MATERIAL:
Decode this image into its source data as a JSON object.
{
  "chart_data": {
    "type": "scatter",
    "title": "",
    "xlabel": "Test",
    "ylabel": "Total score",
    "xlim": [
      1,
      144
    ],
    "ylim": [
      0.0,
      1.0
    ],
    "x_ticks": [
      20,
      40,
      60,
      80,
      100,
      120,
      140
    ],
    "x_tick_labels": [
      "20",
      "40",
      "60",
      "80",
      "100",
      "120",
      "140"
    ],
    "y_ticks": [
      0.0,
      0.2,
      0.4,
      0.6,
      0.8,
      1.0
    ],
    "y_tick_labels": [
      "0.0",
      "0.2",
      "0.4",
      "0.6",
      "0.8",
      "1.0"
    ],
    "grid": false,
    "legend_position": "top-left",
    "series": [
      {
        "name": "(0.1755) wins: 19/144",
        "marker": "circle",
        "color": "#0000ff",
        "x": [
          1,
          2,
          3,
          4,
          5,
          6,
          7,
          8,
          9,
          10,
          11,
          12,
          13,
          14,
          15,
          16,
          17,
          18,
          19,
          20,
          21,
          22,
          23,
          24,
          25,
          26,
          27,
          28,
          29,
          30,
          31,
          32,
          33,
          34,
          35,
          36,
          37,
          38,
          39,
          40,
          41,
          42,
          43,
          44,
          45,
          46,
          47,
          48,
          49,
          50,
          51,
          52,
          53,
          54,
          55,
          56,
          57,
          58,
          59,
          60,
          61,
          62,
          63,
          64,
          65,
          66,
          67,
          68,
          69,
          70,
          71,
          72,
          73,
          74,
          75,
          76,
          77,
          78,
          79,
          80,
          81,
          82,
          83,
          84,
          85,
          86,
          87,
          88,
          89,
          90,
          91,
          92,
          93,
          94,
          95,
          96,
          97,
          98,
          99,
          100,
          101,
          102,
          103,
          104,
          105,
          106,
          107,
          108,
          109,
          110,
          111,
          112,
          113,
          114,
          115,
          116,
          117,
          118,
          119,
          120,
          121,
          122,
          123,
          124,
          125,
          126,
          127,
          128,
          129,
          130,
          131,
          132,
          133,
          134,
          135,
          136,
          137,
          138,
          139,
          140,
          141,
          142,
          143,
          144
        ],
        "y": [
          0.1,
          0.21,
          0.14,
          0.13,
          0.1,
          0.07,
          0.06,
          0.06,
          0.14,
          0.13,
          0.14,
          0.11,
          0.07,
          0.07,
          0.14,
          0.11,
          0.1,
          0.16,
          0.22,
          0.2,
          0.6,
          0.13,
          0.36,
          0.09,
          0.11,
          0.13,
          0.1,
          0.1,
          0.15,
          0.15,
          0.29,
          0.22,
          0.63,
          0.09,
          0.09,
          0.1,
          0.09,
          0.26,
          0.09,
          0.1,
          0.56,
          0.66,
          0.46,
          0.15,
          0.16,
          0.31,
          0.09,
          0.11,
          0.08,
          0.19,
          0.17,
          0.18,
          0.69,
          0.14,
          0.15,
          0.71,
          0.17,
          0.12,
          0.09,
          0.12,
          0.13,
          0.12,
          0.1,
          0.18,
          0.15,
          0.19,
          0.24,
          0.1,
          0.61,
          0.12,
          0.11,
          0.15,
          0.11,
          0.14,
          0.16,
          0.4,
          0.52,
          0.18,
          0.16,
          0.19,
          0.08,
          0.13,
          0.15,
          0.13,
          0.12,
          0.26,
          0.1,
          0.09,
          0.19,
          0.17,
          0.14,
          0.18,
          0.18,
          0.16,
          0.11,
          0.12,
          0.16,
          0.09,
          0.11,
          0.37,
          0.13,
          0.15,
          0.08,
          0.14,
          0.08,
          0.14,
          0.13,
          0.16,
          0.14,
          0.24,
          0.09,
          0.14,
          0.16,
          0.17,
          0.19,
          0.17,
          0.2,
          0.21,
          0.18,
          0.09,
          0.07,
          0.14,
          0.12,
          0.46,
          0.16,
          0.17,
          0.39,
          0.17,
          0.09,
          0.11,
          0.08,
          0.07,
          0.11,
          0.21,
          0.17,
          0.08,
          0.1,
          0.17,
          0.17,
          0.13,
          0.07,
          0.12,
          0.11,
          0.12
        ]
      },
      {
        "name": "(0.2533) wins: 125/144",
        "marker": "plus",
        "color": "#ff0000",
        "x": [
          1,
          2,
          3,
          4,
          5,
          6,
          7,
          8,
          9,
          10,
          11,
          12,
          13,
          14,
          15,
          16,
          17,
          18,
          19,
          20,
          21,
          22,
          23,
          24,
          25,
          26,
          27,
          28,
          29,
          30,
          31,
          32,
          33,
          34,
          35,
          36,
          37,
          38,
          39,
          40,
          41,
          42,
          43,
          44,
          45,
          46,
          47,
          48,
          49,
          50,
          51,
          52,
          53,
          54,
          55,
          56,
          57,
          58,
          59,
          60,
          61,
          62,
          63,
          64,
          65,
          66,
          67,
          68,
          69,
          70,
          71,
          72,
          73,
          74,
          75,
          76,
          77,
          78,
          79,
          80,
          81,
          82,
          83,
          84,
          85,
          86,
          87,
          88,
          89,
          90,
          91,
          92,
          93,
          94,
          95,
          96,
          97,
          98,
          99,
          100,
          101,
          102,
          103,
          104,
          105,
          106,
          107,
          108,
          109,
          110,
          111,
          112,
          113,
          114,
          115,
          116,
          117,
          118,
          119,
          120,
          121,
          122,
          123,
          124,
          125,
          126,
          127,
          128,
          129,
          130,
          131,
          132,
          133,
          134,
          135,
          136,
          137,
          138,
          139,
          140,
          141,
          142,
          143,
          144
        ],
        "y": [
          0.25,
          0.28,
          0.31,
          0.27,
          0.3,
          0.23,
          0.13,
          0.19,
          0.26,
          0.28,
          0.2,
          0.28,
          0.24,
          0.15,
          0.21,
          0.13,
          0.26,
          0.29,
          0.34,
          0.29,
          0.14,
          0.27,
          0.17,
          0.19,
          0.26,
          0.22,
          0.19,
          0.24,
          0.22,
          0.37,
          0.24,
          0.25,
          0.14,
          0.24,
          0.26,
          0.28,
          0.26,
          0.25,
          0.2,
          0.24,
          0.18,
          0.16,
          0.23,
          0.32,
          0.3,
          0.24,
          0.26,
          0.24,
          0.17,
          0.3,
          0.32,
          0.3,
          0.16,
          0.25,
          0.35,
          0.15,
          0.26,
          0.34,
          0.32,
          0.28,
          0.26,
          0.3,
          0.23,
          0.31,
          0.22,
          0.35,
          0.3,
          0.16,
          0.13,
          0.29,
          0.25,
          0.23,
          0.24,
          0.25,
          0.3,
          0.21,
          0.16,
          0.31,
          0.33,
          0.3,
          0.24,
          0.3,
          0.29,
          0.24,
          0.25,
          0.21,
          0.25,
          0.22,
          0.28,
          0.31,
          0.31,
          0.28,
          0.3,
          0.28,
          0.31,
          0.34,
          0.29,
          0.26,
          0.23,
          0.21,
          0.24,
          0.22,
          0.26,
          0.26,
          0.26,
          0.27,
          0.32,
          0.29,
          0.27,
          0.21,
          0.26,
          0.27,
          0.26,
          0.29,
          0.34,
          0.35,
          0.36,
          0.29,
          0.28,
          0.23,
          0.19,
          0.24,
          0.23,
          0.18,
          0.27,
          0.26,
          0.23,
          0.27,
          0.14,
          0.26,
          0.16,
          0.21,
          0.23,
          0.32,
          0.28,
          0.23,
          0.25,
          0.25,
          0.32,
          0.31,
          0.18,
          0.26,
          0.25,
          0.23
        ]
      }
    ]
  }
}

GIVEN INSTRUCTION: Repeat the records above exactly as they appear.

THE ANSWER:
Decode this image into its source data as a JSON object.
{
  "chart_data": {
    "type": "scatter",
    "title": "",
    "xlabel": "Test",
    "ylabel": "Total score",
    "xlim": [
      1,
      144
    ],
    "ylim": [
      0.0,
      1.0
    ],
    "x_ticks": [
      20,
      40,
      60,
      80,
      100,
      120,
      140
    ],
    "x_tick_labels": [
      "20",
      "40",
      "60",
      "80",
      "100",
      "120",
      "140"
    ],
    "y_ticks": [
      0.0,
      0.2,
      0.4,
      0.6,
      0.8,
      1.0
    ],
    "y_tick_labels": [
      "0.0",
      "0.2",
      "0.4",
      "0.6",
      "0.8",
      "1.0"
    ],
    "grid": false,
    "legend_position": "top-left",
    "series": [
      {
        "name": "(0.1755) wins: 19/144",
        "marker": "circle",
        "color": "#0000ff",
        "x": [
          1,
          2,
          3,
          4,
          5,
          6,
          7,
          8,
          9,
          10,
          11,
          12,
          13,
          14,
          15,
          16,
          17,
          18,
          19,
          20,
          21,
          22,
          23,
          24,
          25,
          26,
          27,
          28,
          29,
          30,
          31,
          32,
          33,
          34,
          35,
          36,
          37,
          38,
          39,
          40,
          41,
          42,
          43,
          44,
          45,
          46,
          47,
          48,
          49,
          50,
          51,
          52,
          53,
          54,
          55,
          56,
          57,
          58,
          59,
          60,
          61,
          62,
          63,
          64,
          65,
          66,
          67,
          68,
          69,
          70,
          71,
          72,
          73,
          74,
          75,
          76,
          77,
          78,
          79,
          80,
          81,
          82,
          83,
          84,
          85,
          86,
          87,
          88,
          89,
          90,
          91,
          92,
          93,
          94,
          95,
          96,
          97,
          98,
          99,
          100,
          101,
          102,
          103,
          104,
          105,
          106,
          107,
          108,
          109,
          110,
          111,
          112,
          113,
          114,
          115,
          116,
          117,
          118,
          119,
          120,
          121,
          122,
          123,
          124,
          125,
          126,
          127,
          128,
          129,
          130,
          131,
          132,
          133,
          134,
          135,
          136,
          137,
          138,
          139,
          140,
          141,
          142,
          143,
          144
        ],
        "y": [
          0.1,
          0.21,
          0.14,
          0.13,
          0.1,
          0.07,
          0.06,
          0.06,
          0.14,
          0.13,
          0.14,
          0.11,
          0.07,
          0.07,
          0.14,
          0.11,
          0.1,
          0.16,
          0.22,
          0.2,
          0.6,
          0.13,
          0.36,
          0.09,
          0.11,
          0.13,
          0.1,
          0.1,
          0.15,
          0.15,
          0.29,
          0.22,
          0.63,
          0.09,
          0.09,
          0.1,
          0.09,
          0.26,
          0.09,
          0.1,
          0.56,
          0.66,
          0.46,
          0.15,
          0.16,
          0.31,
          0.09,
          0.11,
          0.08,
          0.19,
          0.17,
          0.18,
          0.69,
          0.14,
          0.15,
          0.71,
          0.17,
          0.12,
          0.09,
          0.12,
          0.13,
          0.12,
          0.1,
          0.18,
          0.15,
          0.19,
          0.24,
          0.1,
          0.61,
          0.12,
          0.11,
          0.15,
          0.11,
          0.14,
          0.16,
          0.4,
          0.52,
          0.18,
          0.16,
          0.19,
          0.08,
          0.13,
          0.15,
          0.13,
          0.12,
          0.26,
          0.1,
          0.09,
          0.19,
          0.17,
          0.14,
          0.18,
          0.18,
          0.16,
          0.11,
          0.12,
          0.16,
          0.09,
          0.11,
          0.37,
          0.13,
          0.15,
          0.08,
          0.14,
          0.08,
          0.14,
          0.13,
          0.16,
          0.14,
          0.24,
          0.09,
          0.14,
          0.16,
          0.17,
          0.19,
          0.17,
          0.2,
          0.21,
          0.18,
          0.09,
          0.07,
          0.14,
          0.12,
          0.46,
          0.16,
          0.17,
          0.39,
          0.17,
          0.09,
          0.11,
          0.08,
          0.07,
          0.11,
          0.21,
          0.17,
          0.08,
          0.1,
          0.17,
          0.17,
          0.13,
          0.07,
          0.12,
          0.11,
          0.12
        ]
      },
      {
        "name": "(0.2533) wins: 125/144",
        "marker": "plus",
        "color": "#ff0000",
        "x": [
          1,
          2,
          3,
          4,
          5,
          6,
          7,
          8,
          9,
          10,
          11,
          12,
          13,
          14,
          15,
          16,
          17,
          18,
          19,
          20,
          21,
          22,
          23,
          24,
          25,
          26,
          27,
          28,
          29,
          30,
          31,
          32,
          33,
          34,
          35,
          36,
          37,
          38,
          39,
          40,
          41,
          42,
          43,
          44,
          45,
          46,
          47,
          48,
          49,
          50,
          51,
          52,
          53,
          54,
          55,
          56,
          57,
          58,
          59,
          60,
          61,
          62,
          63,
          64,
          65,
          66,
          67,
          68,
          69,
          70,
          71,
          72,
          73,
          74,
          75,
          76,
          77,
          78,
          79,
          80,
          81,
          82,
          83,
          84,
          85,
          86,
          87,
          88,
          89,
          90,
          91,
          92,
          93,
          94,
          95,
          96,
          97,
          98,
          99,
          100,
          101,
          102,
          103,
          104,
          105,
          106,
          107,
          108,
          109,
          110,
          111,
          112,
          113,
          114,
          115,
          116,
          117,
          118,
          119,
          120,
          121,
          122,
          123,
          124,
          125,
          126,
          127,
          128,
          129,
          130,
          131,
          132,
          133,
          134,
          135,
          136,
          137,
          138,
          139,
          140,
          141,
          142,
          143,
          144
        ],
        "y": [
          0.25,
          0.28,
          0.31,
          0.27,
          0.3,
          0.23,
          0.13,
          0.19,
          0.26,
          0.28,
          0.2,
          0.28,
          0.24,
          0.15,
          0.21,
          0.13,
          0.26,
          0.29,
          0.34,
          0.29,
          0.14,
          0.27,
          0.17,
          0.19,
          0.26,
          0.22,
          0.19,
          0.24,
          0.22,
          0.37,
          0.24,
          0.25,
          0.14,
          0.24,
          0.26,
          0.28,
          0.26,
          0.25,
          0.2,
          0.24,
          0.18,
          0.16,
          0.23,
          0.32,
          0.3,
          0.24,
          0.26,
          0.24,
          0.17,
          0.3,
          0.32,
          0.3,
          0.16,
          0.25,
          0.35,
          0.15,
          0.26,
          0.34,
          0.32,
          0.28,
          0.26,
          0.3,
          0.23,
          0.31,
          0.22,
          0.35,
          0.3,
          0.16,
          0.13,
          0.29,
          0.25,
          0.23,
          0.24,
          0.25,
          0.3,
          0.21,
          0.16,
          0.31,
          0.33,
          0.3,
          0.24,
          0.3,
          0.29,
          0.24,
          0.25,
          0.21,
          0.25,
          0.22,
          0.28,
          0.31,
          0.31,
          0.28,
          0.3,
          0.28,
          0.31,
          0.34,
          0.29,
          0.26,
          0.23,
          0.21,
          0.24,
          0.22,
          0.26,
          0.26,
          0.26,
          0.27,
          0.32,
          0.29,
          0.27,
          0.21,
          0.26,
          0.27,
          0.26,
          0.29,
          0.34,
          0.35,
          0.36,
          0.29,
          0.28,
          0.23,
          0.19,
          0.24,
          0.23,
          0.18,
          0.27,
          0.26,
          0.23,
          0.27,
          0.14,
          0.26,
          0.16,
          0.21,
          0.23,
          0.32,
          0.28,
          0.23,
          0.25,
          0.25,
          0.32,
          0.31,
          0.18,
          0.26,
          0.25,
          0.23
        ]
      }
    ]
  }
}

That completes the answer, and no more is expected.